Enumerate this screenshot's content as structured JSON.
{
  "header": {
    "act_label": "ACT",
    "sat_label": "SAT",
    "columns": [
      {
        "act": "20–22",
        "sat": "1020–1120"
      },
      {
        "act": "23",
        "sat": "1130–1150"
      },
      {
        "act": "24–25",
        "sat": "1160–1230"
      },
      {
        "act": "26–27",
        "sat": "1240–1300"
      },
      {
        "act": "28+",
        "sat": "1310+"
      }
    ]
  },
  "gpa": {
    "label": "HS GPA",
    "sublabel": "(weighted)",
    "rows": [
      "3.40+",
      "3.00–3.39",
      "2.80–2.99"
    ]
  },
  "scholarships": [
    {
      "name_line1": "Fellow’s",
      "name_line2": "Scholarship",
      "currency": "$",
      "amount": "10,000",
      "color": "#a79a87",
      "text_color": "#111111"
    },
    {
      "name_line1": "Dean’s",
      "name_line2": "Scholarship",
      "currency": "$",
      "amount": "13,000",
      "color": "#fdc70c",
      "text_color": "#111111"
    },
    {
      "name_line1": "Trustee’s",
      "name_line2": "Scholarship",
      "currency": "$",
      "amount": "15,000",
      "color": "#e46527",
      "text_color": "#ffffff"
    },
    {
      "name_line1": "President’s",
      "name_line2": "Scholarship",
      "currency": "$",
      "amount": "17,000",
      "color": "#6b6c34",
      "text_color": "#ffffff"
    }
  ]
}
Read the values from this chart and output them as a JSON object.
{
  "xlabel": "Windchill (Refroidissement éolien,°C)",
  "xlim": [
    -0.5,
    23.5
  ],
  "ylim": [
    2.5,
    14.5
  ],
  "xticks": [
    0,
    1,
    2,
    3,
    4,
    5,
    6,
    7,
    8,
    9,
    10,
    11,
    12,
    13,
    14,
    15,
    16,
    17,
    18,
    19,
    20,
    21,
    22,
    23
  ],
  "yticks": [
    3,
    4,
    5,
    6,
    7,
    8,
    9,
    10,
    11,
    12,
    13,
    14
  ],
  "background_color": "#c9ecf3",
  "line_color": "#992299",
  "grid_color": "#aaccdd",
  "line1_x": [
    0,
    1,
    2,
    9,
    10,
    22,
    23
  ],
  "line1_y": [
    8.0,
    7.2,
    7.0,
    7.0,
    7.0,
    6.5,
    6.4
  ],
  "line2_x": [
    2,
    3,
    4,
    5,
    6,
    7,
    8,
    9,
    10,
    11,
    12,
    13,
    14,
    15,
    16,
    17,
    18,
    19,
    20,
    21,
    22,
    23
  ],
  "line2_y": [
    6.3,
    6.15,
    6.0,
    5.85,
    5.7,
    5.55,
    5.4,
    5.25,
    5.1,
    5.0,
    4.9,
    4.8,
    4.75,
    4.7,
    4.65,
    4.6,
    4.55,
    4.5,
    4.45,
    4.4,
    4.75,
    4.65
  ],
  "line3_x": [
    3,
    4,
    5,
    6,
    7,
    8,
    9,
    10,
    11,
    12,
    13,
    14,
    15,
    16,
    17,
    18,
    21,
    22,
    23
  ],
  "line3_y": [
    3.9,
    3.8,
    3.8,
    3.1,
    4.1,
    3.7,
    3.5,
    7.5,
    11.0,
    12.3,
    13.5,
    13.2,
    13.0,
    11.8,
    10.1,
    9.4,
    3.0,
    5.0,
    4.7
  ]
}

--

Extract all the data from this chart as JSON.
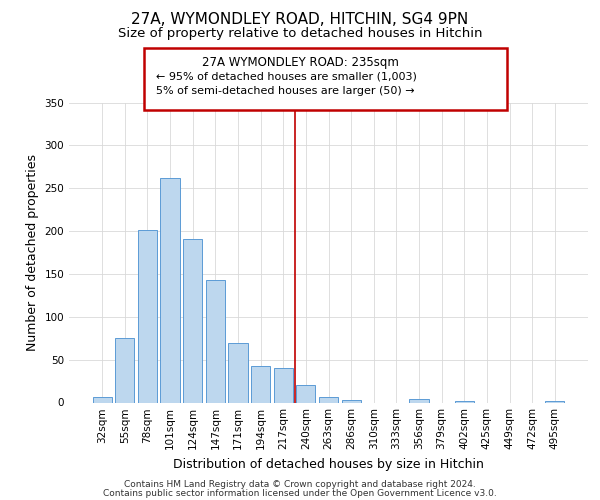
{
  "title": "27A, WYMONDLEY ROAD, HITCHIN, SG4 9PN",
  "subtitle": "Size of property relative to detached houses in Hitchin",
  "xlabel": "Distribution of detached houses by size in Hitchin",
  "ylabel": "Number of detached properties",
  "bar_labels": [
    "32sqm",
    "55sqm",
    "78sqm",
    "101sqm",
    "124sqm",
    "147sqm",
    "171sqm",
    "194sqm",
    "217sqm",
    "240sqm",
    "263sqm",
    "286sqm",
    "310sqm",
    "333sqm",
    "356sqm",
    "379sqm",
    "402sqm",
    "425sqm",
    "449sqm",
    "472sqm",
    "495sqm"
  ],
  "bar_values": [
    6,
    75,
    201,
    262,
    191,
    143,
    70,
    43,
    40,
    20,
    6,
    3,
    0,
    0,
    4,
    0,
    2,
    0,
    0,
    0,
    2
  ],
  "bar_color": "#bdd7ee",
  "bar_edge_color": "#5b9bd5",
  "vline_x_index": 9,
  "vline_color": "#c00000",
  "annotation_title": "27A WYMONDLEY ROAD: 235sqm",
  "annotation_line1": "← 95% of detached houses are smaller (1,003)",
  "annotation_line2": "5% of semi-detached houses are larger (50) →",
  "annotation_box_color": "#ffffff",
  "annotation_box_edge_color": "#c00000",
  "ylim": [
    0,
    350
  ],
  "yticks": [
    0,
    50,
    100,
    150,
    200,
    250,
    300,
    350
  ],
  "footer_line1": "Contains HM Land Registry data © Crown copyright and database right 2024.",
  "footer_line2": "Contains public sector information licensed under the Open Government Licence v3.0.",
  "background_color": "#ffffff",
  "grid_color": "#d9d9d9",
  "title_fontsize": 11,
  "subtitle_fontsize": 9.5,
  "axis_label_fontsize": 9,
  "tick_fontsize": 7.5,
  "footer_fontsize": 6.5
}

Request
Gather all lines from the listing above in which "chart" occurs.

Written solution
Read the values from this chart and output them as a JSON object.
Extract all the data from this chart as JSON.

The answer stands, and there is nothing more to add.